■ Written task:
Output each line exactly as it appears, skipping any embedded picture.
········
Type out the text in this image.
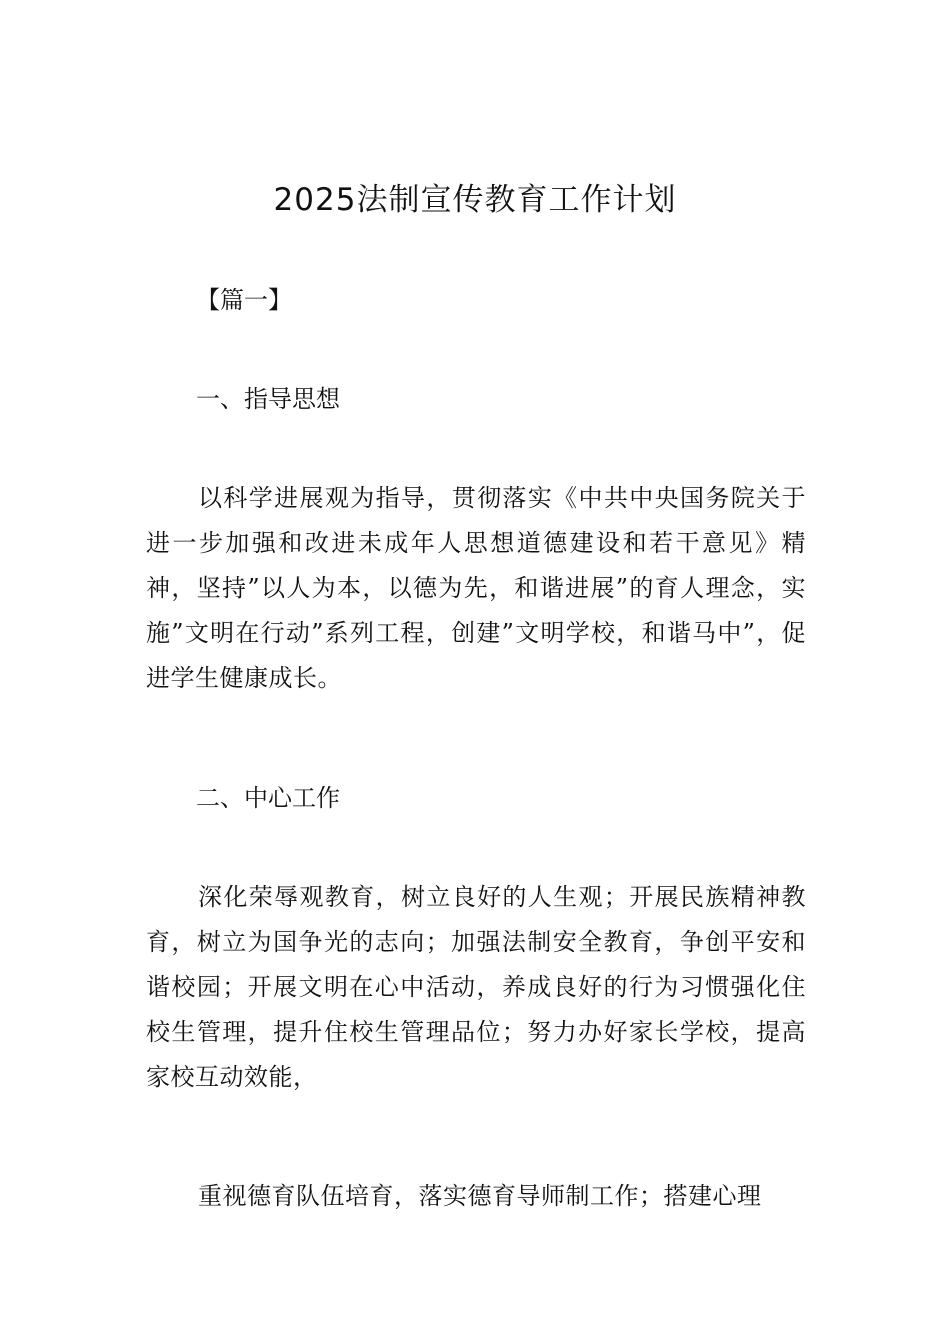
2025法制宣传教育工作计划
【篇一】
一、指导思想
以科学进展观为指导，贯彻落实《中共中央国务院关于进一步加强和改进未成年人思想道德建设和若干意见》精神，坚持”以人为本，以德为先，和谐进展”的育人理念，实施”文明在行动”系列工程，创建”文明学校，和谐马中”，促进学生健康成长。
二、中心工作
深化荣辱观教育，树立良好的人生观；开展民族精神教育，树立为国争光的志向；加强法制安全教育，争创平安和谐校园；开展文明在心中活动，养成良好的行为习惯强化住校生管理，提升住校生管理品位；努力办好家长学校，提高家校互动效能，
重视德育队伍培育，落实德育导师制工作；搭建心理
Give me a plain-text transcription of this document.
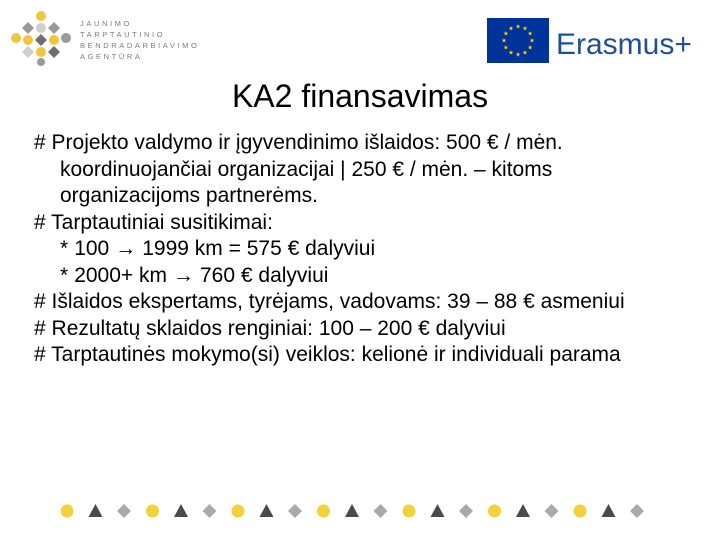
JAUNIMO
TARPTAUTINIO
BENDRADARBIAVIMO
AGENTŪRA	Erasmus+
KA2 finansavimas

# Projekto valdymo ir įgyvendinimo išlaidos: 500 € / mėn. koordinuojančiai organizacijai | 250 € / mėn. – kitoms organizacijoms partnerėms.

# Tarptautiniai susitikimai:

* 100 → 1999 km = 575 € dalyviui

* 2000+ km → 760 € dalyviui

# Išlaidos ekspertams, tyrėjams, vadovams: 39 – 88 € asmeniui

# Rezultatų sklaidos renginiai: 100 – 200 € dalyviui

# Tarptautinės mokymo(si) veiklos: kelionė ir individuali parama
········
■ Solved problem:
Type out the text in this image.
2025法制宣传教育工作计划
【篇一】
一、指导思想
以科学进展观为指导，贯彻落实《中共中央国务院关于进一步加强和改进未成年人思想道德建设和若干意见》精神，坚持”以人为本，以德为先，和谐进展”的育人理念，实施”文明在行动”系列工程，创建”文明学校，和谐马中”，促进学生健康成长。
二、中心工作
深化荣辱观教育，树立良好的人生观；开展民族精神教育，树立为国争光的志向；加强法制安全教育，争创平安和谐校园；开展文明在心中活动，养成良好的行为习惯强化住校生管理，提升住校生管理品位；努力办好家长学校，提高家校互动效能，
重视德育队伍培育，落实德育导师制工作；搭建心理
Give me a plain-text transcription of this document.
JAUNIMO
TARPTAUTINIO
BENDRADARBIAVIMO
AGENTŪRA	Erasmus+
KA2 finansavimas

# Projekto valdymo ir įgyvendinimo išlaidos: 500 € / mėn. koordinuojančiai organizacijai | 250 € / mėn. – kitoms organizacijoms partnerėms.

# Tarptautiniai susitikimai:

* 100 → 1999 km = 575 € dalyviui

* 2000+ km → 760 € dalyviui

# Išlaidos ekspertams, tyrėjams, vadovams: 39 – 88 € asmeniui

# Rezultatų sklaidos renginiai: 100 – 200 € dalyviui

# Tarptautinės mokymo(si) veiklos: kelionė ir individuali parama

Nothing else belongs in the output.